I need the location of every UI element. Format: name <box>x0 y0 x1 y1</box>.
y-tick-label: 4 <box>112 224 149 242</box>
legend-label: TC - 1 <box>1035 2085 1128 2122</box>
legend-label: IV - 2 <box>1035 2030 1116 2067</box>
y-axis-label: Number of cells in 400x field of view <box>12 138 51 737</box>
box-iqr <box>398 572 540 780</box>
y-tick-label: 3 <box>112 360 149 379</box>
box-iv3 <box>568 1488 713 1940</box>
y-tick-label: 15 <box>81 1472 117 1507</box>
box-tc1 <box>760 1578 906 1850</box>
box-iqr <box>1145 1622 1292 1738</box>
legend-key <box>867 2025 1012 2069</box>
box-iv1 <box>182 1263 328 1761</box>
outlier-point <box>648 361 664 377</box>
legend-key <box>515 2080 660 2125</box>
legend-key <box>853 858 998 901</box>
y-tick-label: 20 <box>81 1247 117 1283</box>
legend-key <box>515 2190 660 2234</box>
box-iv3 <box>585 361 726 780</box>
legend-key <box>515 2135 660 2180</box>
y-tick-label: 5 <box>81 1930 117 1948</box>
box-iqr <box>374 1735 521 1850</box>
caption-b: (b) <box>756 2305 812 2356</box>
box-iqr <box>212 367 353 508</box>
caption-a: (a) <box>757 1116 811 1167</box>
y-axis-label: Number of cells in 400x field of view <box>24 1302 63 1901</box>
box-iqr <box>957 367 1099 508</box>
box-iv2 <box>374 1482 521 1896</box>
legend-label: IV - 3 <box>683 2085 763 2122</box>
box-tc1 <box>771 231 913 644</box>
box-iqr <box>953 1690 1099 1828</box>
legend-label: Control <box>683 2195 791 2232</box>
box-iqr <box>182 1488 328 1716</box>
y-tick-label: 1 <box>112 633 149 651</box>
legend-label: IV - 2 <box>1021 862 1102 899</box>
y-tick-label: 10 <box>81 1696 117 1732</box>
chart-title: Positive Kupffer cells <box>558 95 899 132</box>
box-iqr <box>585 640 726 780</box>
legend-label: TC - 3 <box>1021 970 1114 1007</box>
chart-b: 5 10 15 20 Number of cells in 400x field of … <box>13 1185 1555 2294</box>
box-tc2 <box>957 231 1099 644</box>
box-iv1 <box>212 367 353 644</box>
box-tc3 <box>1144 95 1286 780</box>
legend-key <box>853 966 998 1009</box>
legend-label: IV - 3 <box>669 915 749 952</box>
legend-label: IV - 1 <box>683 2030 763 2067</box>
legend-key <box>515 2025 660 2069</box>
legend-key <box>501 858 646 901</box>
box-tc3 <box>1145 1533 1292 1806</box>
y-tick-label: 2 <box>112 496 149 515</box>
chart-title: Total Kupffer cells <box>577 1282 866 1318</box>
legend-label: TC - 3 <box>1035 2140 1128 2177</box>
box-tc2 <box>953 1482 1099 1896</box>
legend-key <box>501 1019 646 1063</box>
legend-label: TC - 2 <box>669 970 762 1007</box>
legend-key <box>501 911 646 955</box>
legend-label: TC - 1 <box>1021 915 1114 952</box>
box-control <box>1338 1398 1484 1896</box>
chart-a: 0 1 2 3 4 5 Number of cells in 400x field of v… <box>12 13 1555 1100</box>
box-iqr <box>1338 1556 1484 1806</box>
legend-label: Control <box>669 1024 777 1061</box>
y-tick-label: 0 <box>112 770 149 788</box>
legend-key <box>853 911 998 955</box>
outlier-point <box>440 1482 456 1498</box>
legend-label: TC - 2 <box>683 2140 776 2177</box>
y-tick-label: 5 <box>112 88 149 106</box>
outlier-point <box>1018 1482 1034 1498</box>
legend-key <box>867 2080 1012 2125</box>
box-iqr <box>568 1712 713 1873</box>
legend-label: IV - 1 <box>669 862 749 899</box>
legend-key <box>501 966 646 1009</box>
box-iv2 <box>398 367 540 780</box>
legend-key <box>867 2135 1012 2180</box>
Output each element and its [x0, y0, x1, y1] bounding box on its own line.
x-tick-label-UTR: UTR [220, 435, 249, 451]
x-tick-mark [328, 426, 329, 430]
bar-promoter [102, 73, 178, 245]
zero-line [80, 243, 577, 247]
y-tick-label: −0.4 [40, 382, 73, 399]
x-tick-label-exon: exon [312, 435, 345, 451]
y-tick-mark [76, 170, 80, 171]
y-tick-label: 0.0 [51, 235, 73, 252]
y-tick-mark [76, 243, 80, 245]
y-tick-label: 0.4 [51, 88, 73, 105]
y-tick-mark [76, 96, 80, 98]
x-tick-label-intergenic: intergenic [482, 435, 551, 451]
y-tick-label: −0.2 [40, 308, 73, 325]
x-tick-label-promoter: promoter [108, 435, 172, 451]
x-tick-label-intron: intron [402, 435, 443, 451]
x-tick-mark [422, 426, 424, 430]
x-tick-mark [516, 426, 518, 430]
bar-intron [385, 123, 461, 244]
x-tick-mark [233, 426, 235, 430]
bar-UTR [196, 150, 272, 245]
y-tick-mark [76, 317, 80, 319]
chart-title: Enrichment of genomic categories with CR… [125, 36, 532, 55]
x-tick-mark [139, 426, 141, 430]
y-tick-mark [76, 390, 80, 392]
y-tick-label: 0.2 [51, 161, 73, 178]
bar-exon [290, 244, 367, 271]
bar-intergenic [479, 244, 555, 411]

**Exercise**
Copy the whole of the data above exactly.

**Solution to this exercise**
I need the location of every UI element. Format: name <box>x0 y0 x1 y1</box>.
y-tick-label: 4 <box>112 224 149 242</box>
legend-label: TC - 1 <box>1035 2085 1128 2122</box>
legend-label: IV - 2 <box>1035 2030 1116 2067</box>
y-axis-label: Number of cells in 400x field of view <box>12 138 51 737</box>
box-iqr <box>398 572 540 780</box>
y-tick-label: 3 <box>112 360 149 379</box>
box-iv3 <box>568 1488 713 1940</box>
y-tick-label: 15 <box>81 1472 117 1507</box>
box-tc1 <box>760 1578 906 1850</box>
box-iqr <box>1145 1622 1292 1738</box>
legend-key <box>867 2025 1012 2069</box>
box-iv1 <box>182 1263 328 1761</box>
outlier-point <box>648 361 664 377</box>
legend-key <box>515 2080 660 2125</box>
legend-key <box>853 858 998 901</box>
y-tick-label: 20 <box>81 1247 117 1283</box>
legend-key <box>515 2190 660 2234</box>
box-iv3 <box>585 361 726 780</box>
legend-key <box>515 2135 660 2180</box>
y-tick-label: 5 <box>81 1930 117 1948</box>
box-iqr <box>374 1735 521 1850</box>
caption-b: (b) <box>756 2305 812 2356</box>
box-iqr <box>212 367 353 508</box>
caption-a: (a) <box>757 1116 811 1167</box>
y-axis-label: Number of cells in 400x field of view <box>24 1302 63 1901</box>
box-iqr <box>957 367 1099 508</box>
box-iv2 <box>374 1482 521 1896</box>
legend-label: IV - 3 <box>683 2085 763 2122</box>
box-tc1 <box>771 231 913 644</box>
box-iqr <box>953 1690 1099 1828</box>
legend-label: Control <box>683 2195 791 2232</box>
box-iqr <box>182 1488 328 1716</box>
y-tick-label: 1 <box>112 633 149 651</box>
legend-label: IV - 2 <box>1021 862 1102 899</box>
y-tick-label: 10 <box>81 1696 117 1732</box>
chart-title: Positive Kupffer cells <box>558 95 899 132</box>
box-iqr <box>585 640 726 780</box>
legend-label: TC - 3 <box>1021 970 1114 1007</box>
chart-b: 5 10 15 20 Number of cells in 400x field of … <box>13 1185 1555 2294</box>
box-tc2 <box>957 231 1099 644</box>
box-iv1 <box>212 367 353 644</box>
box-tc3 <box>1144 95 1286 780</box>
legend-key <box>853 966 998 1009</box>
legend-label: IV - 3 <box>669 915 749 952</box>
legend-label: IV - 1 <box>683 2030 763 2067</box>
legend-key <box>515 2025 660 2069</box>
legend-key <box>501 858 646 901</box>
box-tc3 <box>1145 1533 1292 1806</box>
y-tick-label: 2 <box>112 496 149 515</box>
chart-title: Total Kupffer cells <box>577 1282 866 1318</box>
legend-label: TC - 3 <box>1035 2140 1128 2177</box>
box-tc2 <box>953 1482 1099 1896</box>
legend-key <box>501 1019 646 1063</box>
legend-label: TC - 2 <box>669 970 762 1007</box>
legend-key <box>501 911 646 955</box>
legend-label: TC - 1 <box>1021 915 1114 952</box>
box-control <box>1338 1398 1484 1896</box>
chart-a: 0 1 2 3 4 5 Number of cells in 400x field of v… <box>12 13 1555 1100</box>
box-iqr <box>1338 1556 1484 1806</box>
legend-label: Control <box>669 1024 777 1061</box>
y-tick-label: 0 <box>112 770 149 788</box>
legend-key <box>853 911 998 955</box>
outlier-point <box>440 1482 456 1498</box>
legend-label: TC - 2 <box>683 2140 776 2177</box>
y-tick-label: 5 <box>112 88 149 106</box>
outlier-point <box>1018 1482 1034 1498</box>
legend-key <box>867 2080 1012 2125</box>
box-iqr <box>568 1712 713 1873</box>
legend-label: IV - 1 <box>669 862 749 899</box>
legend-key <box>501 966 646 1009</box>
box-iv2 <box>398 367 540 780</box>
legend-key <box>867 2135 1012 2180</box>
Output each element and its [x0, y0, x1, y1] bounding box on its own line.
x-tick-label-UTR: UTR [220, 435, 249, 451]
x-tick-mark [328, 426, 329, 430]
bar-promoter [102, 73, 178, 245]
zero-line [80, 243, 577, 247]
y-tick-label: −0.4 [40, 382, 73, 399]
x-tick-label-exon: exon [312, 435, 345, 451]
y-tick-mark [76, 170, 80, 171]
y-tick-label: 0.0 [51, 235, 73, 252]
y-tick-mark [76, 243, 80, 245]
y-tick-label: 0.4 [51, 88, 73, 105]
y-tick-mark [76, 96, 80, 98]
x-tick-label-intergenic: intergenic [482, 435, 551, 451]
y-tick-label: −0.2 [40, 308, 73, 325]
x-tick-label-promoter: promoter [108, 435, 172, 451]
x-tick-label-intron: intron [402, 435, 443, 451]
x-tick-mark [422, 426, 424, 430]
x-tick-mark [516, 426, 518, 430]
bar-intron [385, 123, 461, 244]
x-tick-mark [233, 426, 235, 430]
bar-UTR [196, 150, 272, 245]
y-tick-mark [76, 317, 80, 319]
chart-title: Enrichment of genomic categories with CR… [125, 36, 532, 55]
x-tick-mark [139, 426, 141, 430]
y-tick-mark [76, 390, 80, 392]
y-tick-label: 0.2 [51, 161, 73, 178]
bar-exon [290, 244, 367, 271]
bar-intergenic [479, 244, 555, 411]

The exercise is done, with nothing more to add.